** START OF DATASET **

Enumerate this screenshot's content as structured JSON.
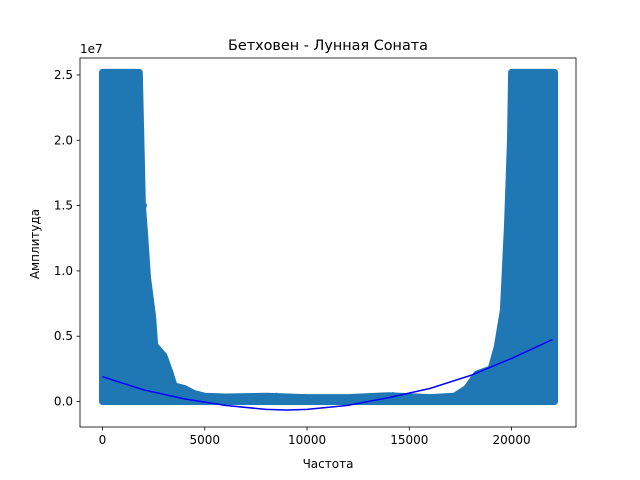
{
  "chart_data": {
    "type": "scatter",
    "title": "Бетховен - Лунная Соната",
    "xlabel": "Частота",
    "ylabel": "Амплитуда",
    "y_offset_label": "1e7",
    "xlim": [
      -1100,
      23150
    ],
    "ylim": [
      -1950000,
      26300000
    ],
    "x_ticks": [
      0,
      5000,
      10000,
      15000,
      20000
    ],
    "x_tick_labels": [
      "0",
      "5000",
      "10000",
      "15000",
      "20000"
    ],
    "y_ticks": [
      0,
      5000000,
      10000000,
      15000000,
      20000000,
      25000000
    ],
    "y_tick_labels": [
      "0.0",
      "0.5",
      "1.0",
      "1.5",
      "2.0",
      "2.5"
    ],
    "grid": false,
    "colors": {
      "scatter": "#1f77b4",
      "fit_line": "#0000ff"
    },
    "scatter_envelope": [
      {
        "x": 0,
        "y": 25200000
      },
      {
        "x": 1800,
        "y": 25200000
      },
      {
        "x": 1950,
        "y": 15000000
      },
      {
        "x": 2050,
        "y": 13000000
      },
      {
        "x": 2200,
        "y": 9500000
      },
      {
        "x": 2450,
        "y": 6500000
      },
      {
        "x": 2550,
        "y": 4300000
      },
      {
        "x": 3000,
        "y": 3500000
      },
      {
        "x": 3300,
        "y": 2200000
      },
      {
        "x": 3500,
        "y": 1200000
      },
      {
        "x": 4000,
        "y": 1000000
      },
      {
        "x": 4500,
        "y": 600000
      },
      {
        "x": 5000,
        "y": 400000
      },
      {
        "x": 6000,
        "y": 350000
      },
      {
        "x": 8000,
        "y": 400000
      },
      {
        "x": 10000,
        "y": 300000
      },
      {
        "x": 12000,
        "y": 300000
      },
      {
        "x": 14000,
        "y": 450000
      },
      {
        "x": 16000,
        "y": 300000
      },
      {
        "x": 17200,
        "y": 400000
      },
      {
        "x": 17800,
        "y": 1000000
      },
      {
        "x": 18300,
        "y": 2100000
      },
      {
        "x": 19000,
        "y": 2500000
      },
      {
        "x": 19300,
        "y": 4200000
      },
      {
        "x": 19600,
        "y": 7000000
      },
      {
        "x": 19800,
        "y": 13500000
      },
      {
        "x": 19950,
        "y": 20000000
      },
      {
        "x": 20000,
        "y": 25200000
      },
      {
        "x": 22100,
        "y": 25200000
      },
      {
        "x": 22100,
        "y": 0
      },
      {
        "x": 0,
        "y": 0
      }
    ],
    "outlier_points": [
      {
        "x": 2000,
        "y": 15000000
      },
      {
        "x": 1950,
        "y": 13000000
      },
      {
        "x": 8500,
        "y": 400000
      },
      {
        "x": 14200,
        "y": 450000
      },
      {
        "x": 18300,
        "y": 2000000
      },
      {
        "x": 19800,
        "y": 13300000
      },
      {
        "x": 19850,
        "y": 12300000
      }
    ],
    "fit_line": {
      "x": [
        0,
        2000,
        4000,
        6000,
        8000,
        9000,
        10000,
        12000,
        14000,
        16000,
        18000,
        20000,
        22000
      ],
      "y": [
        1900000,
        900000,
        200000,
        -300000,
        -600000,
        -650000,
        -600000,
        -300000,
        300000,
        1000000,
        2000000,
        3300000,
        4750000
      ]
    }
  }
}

** END OF DATASET **
** START OF DATASET **

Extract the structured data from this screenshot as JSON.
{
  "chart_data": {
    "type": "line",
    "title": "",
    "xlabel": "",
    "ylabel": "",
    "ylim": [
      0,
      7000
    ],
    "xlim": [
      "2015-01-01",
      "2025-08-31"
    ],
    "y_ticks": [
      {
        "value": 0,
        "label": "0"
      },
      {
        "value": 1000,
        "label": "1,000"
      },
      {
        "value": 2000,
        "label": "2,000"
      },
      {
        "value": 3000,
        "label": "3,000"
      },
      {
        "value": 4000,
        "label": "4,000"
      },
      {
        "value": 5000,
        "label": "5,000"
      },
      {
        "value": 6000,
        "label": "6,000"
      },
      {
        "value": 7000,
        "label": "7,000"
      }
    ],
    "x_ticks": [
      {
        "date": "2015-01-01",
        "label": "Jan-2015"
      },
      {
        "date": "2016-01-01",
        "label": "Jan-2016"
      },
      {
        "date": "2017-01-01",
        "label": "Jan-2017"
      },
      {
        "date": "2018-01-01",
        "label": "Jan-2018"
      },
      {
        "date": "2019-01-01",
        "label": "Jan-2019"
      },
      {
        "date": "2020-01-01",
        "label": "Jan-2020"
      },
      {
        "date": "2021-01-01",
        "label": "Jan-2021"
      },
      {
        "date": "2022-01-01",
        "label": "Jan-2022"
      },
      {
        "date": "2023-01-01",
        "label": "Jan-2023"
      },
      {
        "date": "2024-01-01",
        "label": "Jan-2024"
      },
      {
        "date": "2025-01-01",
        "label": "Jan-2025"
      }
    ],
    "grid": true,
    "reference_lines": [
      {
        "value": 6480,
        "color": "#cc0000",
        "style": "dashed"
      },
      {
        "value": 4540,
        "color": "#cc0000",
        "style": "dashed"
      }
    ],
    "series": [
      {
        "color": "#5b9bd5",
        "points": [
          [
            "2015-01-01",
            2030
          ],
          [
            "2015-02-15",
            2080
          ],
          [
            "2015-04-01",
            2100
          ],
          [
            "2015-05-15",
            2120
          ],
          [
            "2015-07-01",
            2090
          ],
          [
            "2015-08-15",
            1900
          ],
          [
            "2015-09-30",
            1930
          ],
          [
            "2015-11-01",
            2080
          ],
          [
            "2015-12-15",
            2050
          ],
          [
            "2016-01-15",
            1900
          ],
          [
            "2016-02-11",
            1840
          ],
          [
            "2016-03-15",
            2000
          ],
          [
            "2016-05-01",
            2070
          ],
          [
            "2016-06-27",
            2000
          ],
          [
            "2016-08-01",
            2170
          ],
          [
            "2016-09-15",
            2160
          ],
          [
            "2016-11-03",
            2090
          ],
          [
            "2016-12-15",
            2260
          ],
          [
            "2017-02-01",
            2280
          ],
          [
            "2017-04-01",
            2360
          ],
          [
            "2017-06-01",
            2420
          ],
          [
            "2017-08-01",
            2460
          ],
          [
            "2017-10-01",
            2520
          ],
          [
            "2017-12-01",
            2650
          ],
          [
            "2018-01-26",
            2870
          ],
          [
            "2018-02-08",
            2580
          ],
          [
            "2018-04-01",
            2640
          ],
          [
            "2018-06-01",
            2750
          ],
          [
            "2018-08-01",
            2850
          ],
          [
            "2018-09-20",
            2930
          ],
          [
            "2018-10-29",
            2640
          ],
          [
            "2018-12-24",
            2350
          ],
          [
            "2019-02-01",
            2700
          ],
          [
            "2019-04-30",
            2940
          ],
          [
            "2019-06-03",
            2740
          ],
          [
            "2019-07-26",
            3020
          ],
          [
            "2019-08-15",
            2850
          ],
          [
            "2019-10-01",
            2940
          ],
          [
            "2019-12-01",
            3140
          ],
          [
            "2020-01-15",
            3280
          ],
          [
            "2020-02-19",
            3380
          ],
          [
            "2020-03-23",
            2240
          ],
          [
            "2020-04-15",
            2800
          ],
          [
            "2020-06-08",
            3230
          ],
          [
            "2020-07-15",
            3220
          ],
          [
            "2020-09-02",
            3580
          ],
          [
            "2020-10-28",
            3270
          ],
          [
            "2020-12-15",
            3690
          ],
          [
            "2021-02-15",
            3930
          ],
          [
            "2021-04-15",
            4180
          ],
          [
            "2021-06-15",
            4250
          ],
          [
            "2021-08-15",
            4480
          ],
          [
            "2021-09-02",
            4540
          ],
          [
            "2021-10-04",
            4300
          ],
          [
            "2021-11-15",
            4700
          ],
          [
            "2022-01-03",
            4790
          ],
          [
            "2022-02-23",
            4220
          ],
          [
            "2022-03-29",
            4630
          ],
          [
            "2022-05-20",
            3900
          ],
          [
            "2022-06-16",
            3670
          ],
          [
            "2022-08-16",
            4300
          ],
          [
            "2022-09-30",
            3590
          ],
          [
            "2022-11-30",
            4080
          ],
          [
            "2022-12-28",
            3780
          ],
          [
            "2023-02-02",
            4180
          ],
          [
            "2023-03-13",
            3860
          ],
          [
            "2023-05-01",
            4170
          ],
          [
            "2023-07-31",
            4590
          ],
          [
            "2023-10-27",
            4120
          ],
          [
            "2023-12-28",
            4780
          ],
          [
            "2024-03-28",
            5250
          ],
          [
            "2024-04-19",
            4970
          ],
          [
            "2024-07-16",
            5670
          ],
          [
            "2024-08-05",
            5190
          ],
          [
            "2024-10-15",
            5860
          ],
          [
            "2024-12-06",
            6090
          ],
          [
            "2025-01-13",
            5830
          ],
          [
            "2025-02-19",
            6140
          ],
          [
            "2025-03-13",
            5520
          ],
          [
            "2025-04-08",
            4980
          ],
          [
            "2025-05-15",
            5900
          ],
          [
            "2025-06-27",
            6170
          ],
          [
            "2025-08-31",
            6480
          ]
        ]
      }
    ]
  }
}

** END OF DATASET **

__DIRECTIONS FOR THIS TASK__
Your answer should be a single number: how many lines in the data above include "date"?

__THE SOLUTION__
11